» **DIRECTIONS**:
Search the records for the word "tumore". Copy every line where it appears.

== Segment start ==

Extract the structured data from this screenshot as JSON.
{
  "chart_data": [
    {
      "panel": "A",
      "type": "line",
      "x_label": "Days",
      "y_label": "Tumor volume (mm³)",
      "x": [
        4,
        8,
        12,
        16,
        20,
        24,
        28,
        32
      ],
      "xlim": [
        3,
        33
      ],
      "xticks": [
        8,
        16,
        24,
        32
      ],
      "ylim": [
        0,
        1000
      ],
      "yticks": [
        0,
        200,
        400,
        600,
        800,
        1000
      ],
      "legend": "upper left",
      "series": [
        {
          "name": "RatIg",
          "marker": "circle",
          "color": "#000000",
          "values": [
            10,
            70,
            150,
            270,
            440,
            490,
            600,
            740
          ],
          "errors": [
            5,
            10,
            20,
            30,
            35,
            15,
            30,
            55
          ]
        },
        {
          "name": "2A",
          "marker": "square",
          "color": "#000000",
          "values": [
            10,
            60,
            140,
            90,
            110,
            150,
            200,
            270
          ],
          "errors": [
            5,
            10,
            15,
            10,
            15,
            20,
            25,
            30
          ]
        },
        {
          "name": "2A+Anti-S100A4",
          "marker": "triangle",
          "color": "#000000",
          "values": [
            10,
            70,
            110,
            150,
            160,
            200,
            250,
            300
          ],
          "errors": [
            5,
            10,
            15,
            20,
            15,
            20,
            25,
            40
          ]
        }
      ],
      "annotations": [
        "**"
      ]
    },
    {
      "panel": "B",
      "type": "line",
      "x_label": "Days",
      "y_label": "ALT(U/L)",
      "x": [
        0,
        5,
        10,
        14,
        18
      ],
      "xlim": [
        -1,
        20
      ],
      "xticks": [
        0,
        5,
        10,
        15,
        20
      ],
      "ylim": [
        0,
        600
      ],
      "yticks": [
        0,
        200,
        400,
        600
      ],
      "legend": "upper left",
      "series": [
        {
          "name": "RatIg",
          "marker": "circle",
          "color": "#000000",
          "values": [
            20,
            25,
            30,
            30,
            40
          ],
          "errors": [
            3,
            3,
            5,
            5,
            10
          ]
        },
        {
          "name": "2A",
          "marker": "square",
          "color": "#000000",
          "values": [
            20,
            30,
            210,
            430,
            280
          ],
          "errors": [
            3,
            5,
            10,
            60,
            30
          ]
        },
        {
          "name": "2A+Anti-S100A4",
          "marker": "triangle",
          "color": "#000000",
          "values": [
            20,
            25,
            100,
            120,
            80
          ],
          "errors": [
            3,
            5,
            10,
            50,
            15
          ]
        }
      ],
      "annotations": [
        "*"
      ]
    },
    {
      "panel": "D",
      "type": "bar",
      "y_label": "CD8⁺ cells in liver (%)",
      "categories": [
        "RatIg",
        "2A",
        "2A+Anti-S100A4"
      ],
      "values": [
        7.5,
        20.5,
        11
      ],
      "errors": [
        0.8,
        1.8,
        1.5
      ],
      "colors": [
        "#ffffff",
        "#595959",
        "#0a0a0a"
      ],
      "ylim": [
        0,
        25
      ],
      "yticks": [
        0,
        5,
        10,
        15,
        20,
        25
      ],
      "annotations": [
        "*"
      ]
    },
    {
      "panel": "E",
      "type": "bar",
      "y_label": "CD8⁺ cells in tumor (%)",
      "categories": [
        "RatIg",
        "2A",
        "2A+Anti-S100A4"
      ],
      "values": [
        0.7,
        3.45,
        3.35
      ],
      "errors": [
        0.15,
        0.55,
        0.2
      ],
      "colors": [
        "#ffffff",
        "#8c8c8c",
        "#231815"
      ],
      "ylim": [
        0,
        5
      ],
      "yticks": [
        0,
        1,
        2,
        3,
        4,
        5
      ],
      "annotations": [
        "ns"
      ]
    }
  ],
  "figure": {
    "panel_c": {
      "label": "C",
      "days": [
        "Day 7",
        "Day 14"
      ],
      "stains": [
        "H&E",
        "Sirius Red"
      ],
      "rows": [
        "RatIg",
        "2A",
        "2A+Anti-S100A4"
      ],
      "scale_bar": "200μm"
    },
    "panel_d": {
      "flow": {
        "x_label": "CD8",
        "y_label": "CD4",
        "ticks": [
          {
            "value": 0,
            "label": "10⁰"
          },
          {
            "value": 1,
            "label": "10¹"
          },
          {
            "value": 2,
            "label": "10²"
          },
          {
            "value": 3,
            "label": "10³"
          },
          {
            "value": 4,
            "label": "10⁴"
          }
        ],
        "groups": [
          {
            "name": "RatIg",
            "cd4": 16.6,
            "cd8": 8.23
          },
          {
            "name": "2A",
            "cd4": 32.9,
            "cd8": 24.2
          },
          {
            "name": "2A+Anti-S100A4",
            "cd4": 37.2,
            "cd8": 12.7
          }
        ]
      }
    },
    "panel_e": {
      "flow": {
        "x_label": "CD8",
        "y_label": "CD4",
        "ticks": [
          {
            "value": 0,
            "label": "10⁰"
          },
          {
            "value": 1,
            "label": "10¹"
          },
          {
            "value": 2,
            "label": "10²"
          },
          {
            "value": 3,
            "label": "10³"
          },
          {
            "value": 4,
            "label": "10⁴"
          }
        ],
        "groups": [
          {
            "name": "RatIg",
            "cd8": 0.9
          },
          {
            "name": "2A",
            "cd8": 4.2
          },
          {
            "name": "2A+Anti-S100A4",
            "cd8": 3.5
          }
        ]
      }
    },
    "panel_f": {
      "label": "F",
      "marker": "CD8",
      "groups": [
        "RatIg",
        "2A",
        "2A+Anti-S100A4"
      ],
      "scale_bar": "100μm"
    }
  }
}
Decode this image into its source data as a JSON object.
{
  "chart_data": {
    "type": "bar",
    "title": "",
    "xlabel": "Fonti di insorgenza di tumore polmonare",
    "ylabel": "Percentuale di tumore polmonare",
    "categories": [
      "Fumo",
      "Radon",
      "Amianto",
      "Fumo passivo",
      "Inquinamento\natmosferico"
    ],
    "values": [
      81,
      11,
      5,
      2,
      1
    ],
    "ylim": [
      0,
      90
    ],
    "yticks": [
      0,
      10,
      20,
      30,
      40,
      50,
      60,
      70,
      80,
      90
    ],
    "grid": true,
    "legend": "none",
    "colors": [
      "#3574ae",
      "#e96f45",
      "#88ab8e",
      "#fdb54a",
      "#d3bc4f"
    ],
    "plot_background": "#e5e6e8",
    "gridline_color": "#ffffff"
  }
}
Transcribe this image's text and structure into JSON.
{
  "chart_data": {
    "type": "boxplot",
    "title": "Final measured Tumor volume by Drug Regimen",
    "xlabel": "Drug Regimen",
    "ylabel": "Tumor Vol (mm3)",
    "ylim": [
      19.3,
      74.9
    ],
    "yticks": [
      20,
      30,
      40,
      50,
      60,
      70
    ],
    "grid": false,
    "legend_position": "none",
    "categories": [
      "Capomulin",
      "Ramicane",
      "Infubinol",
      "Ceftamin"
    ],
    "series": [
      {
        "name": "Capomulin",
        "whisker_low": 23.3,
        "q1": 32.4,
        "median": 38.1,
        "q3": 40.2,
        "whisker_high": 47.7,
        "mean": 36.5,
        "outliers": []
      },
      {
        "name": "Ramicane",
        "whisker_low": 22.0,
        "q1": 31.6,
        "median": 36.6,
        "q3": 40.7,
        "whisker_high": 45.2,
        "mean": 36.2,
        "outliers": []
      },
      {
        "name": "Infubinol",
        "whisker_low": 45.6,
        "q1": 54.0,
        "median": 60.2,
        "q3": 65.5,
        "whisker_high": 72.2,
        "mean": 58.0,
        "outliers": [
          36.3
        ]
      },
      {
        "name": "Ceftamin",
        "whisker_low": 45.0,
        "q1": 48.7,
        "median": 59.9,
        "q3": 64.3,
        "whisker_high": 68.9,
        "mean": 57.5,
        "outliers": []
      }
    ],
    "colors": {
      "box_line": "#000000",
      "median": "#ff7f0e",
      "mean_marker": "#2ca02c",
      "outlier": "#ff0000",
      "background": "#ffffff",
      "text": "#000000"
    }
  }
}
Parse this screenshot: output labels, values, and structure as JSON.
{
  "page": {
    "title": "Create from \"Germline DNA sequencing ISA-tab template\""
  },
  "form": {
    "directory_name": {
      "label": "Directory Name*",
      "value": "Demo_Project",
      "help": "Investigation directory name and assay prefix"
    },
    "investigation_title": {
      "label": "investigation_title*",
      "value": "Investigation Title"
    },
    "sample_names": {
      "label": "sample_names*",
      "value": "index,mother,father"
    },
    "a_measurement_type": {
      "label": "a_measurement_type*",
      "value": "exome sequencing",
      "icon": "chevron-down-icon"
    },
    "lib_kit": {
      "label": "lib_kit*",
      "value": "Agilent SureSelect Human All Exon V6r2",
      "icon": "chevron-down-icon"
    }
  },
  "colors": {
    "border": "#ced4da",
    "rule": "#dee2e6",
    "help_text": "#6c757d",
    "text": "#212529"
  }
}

== Segment end ==

» **WRITTEN RESPONSE**:
    "xlabel": "Fonti di insorgenza di tumore polmonare",
    "ylabel": "Percentuale di tumore polmonare",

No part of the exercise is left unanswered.